(Stored data entries)

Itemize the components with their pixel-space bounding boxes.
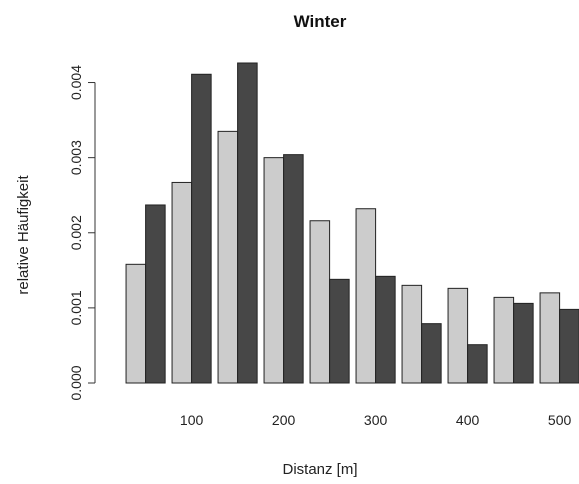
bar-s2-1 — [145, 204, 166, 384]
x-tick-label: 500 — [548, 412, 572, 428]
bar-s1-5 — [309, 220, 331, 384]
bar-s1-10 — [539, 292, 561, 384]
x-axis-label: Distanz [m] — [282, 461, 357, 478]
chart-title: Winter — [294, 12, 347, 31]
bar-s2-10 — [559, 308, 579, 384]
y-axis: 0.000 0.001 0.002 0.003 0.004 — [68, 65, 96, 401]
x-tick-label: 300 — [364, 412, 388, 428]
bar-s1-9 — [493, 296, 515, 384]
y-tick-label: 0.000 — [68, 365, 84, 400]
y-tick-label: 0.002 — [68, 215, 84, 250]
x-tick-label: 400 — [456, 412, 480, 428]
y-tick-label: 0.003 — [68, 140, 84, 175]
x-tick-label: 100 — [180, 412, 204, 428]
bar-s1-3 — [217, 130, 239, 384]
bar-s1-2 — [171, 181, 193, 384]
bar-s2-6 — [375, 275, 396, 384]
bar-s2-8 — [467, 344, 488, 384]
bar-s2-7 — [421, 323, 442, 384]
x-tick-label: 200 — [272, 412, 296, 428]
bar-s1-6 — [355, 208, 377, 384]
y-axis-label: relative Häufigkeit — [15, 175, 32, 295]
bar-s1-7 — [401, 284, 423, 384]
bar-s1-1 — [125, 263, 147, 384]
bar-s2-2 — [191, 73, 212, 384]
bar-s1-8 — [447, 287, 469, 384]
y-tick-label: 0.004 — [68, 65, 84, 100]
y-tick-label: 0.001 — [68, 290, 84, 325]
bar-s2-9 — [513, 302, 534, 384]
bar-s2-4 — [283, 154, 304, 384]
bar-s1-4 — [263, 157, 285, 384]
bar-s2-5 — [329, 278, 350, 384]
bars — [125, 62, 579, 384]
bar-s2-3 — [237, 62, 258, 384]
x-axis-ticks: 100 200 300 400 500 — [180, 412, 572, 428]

---

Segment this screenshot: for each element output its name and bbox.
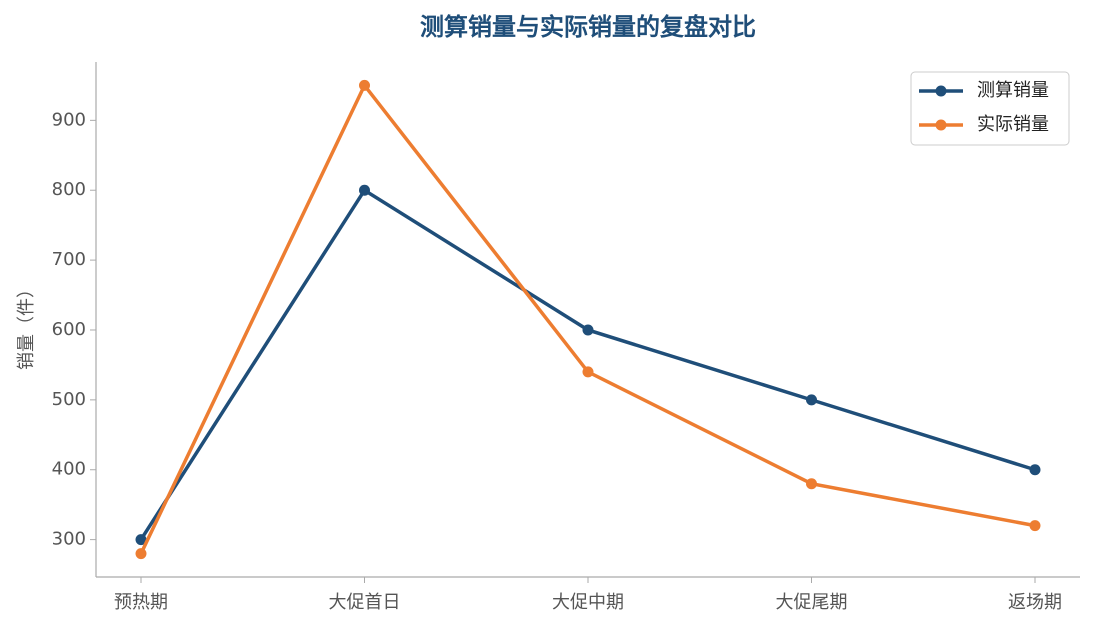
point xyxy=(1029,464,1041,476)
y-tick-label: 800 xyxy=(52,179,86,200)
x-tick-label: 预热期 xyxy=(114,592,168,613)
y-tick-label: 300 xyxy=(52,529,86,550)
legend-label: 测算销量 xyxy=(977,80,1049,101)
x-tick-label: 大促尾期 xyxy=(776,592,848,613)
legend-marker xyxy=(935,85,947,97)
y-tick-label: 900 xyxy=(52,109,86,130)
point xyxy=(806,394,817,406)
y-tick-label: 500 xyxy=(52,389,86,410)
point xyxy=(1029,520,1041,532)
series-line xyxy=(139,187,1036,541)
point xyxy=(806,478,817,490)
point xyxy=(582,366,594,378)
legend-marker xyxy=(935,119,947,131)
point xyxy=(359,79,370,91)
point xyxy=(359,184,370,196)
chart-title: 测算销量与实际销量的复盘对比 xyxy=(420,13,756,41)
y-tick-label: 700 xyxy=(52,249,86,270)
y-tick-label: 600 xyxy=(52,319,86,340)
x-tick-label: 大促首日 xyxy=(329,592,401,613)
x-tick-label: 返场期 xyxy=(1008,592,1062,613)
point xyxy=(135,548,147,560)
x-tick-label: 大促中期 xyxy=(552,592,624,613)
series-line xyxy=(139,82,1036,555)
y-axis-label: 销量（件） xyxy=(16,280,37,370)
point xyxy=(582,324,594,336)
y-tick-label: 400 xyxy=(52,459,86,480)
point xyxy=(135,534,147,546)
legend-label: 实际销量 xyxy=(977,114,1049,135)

...

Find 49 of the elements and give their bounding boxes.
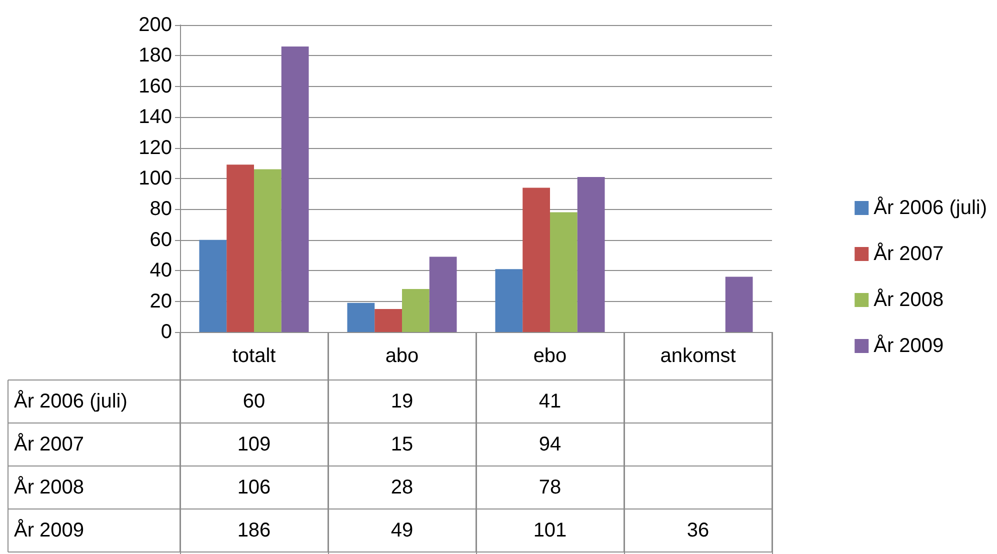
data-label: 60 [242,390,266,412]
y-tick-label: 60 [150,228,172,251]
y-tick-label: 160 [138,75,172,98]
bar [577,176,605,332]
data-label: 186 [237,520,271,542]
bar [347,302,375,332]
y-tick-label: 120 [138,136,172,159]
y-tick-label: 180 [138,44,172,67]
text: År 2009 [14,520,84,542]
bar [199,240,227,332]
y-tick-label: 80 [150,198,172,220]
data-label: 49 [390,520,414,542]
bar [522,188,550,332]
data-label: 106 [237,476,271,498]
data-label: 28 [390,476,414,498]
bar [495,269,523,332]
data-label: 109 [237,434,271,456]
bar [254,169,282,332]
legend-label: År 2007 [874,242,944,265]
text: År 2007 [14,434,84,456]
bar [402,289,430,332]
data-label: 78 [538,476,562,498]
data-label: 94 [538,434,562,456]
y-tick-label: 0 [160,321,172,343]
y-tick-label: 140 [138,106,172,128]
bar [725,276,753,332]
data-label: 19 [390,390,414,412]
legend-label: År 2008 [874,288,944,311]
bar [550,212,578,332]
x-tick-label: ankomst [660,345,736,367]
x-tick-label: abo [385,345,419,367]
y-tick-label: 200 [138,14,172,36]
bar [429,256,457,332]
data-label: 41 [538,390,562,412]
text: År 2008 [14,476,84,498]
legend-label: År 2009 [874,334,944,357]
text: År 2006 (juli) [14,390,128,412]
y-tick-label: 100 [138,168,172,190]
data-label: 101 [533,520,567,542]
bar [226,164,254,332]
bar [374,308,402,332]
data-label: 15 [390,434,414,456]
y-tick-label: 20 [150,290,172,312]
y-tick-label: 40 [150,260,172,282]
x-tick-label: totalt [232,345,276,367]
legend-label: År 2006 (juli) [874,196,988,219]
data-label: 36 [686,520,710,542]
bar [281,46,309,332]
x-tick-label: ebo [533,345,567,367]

JOB >>
Repeat the lines in the items between the line holding "point xyxy=(1029,464,1041,476)" and the line holding "legend-marker xyxy=(935,119,947,131)", inclusive.

TASK ANSWER >>
point xyxy=(1029,464,1041,476)
y-tick-label: 800 xyxy=(52,179,86,200)
x-tick-label: 预热期 xyxy=(114,592,168,613)
y-tick-label: 300 xyxy=(52,529,86,550)
legend-label: 测算销量 xyxy=(977,80,1049,101)
x-tick-label: 大促尾期 xyxy=(776,592,848,613)
legend-marker xyxy=(935,85,947,97)
y-tick-label: 900 xyxy=(52,109,86,130)
point xyxy=(806,394,817,406)
y-tick-label: 500 xyxy=(52,389,86,410)
point xyxy=(1029,520,1041,532)
series-line xyxy=(139,187,1036,541)
point xyxy=(806,478,817,490)
point xyxy=(582,366,594,378)
legend-marker xyxy=(935,119,947,131)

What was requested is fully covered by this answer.